[Recorded data]
=-=-=

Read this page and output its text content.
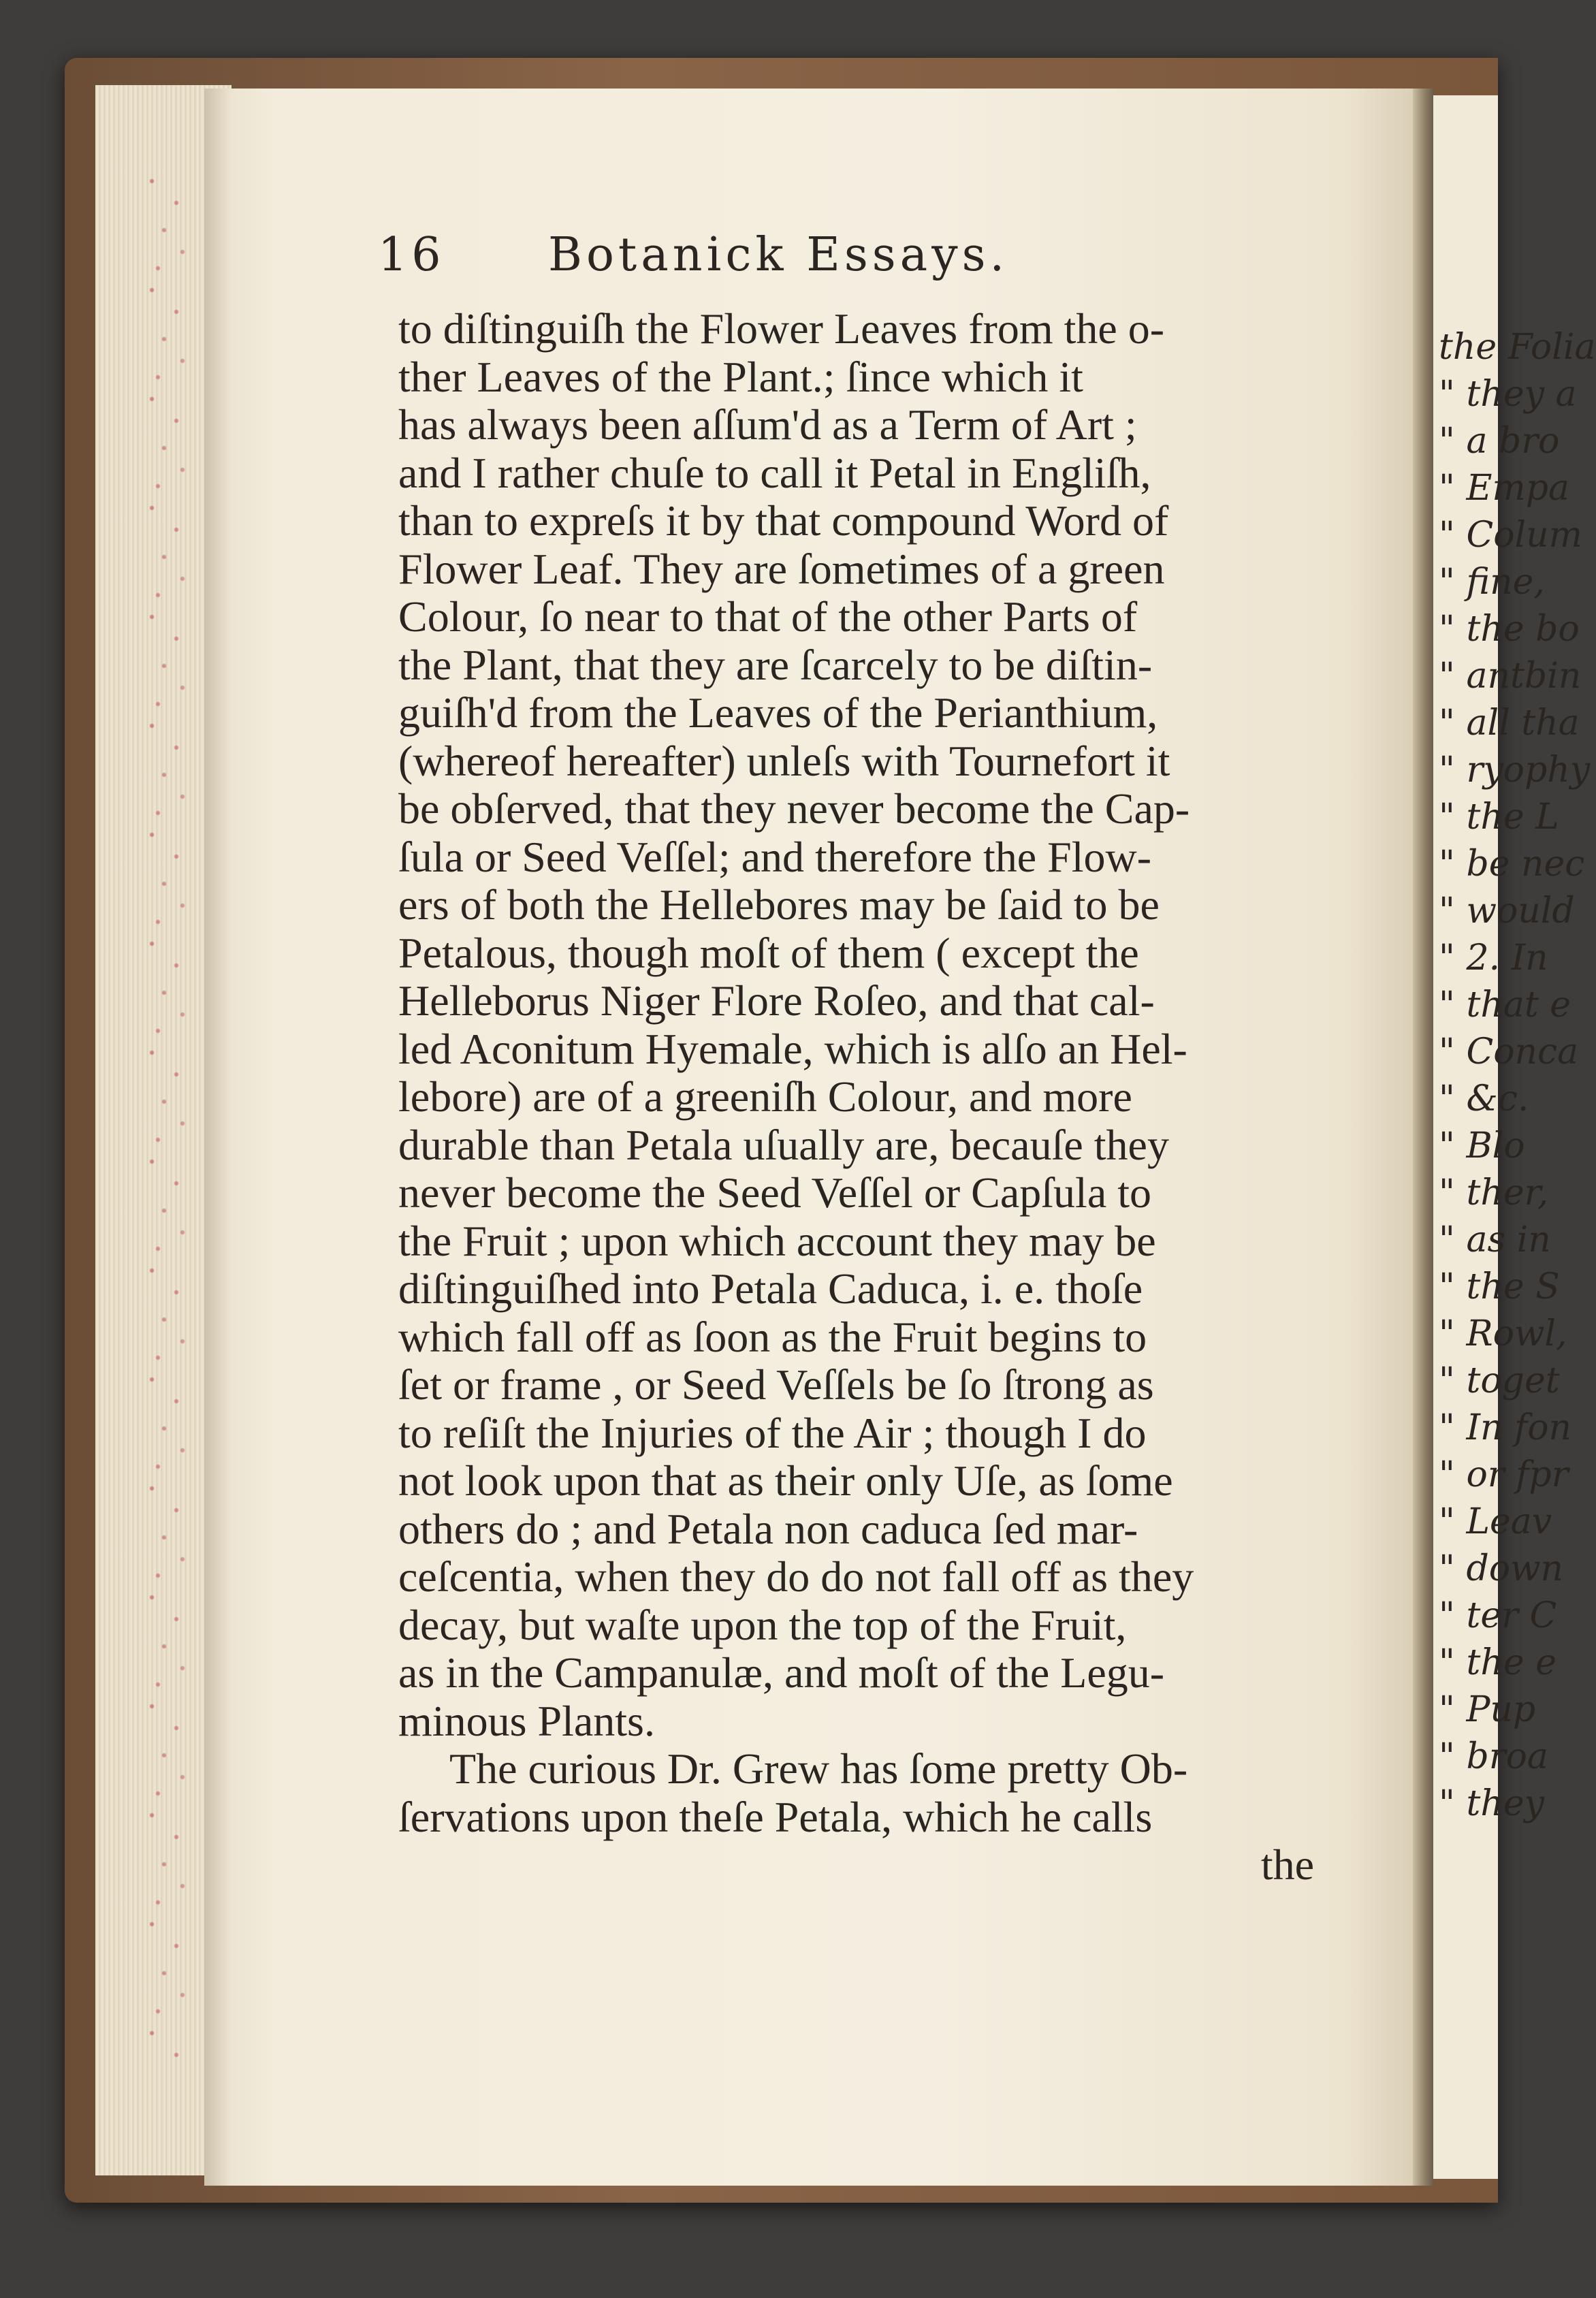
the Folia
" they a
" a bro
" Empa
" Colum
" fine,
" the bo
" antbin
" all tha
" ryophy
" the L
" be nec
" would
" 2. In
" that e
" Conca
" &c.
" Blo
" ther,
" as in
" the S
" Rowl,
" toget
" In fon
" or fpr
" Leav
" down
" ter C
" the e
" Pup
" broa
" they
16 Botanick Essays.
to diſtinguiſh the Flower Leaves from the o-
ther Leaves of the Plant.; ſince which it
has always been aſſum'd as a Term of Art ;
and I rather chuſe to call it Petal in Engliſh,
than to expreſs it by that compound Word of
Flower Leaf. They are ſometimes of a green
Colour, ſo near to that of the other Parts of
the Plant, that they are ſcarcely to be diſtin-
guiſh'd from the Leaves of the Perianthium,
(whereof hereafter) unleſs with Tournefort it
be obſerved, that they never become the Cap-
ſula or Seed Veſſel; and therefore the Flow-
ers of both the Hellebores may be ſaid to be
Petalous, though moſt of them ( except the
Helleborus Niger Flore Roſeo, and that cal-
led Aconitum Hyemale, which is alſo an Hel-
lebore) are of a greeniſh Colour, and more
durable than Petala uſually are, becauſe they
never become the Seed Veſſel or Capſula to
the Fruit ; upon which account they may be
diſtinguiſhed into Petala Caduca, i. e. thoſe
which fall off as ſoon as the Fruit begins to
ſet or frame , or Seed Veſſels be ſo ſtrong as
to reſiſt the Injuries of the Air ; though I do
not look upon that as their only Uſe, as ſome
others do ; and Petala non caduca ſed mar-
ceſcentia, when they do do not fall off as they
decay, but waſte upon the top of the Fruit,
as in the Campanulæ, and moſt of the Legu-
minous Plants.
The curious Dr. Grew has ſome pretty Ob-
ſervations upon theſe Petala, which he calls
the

=-=-=

> _AIM OF THE EXERCISE_
Copy each line of the listing in which the word "though" can be found.

> _COMPLETE RESPONSE_
Petalous, though moſt of them ( except the
to reſiſt the Injuries of the Air ; though I do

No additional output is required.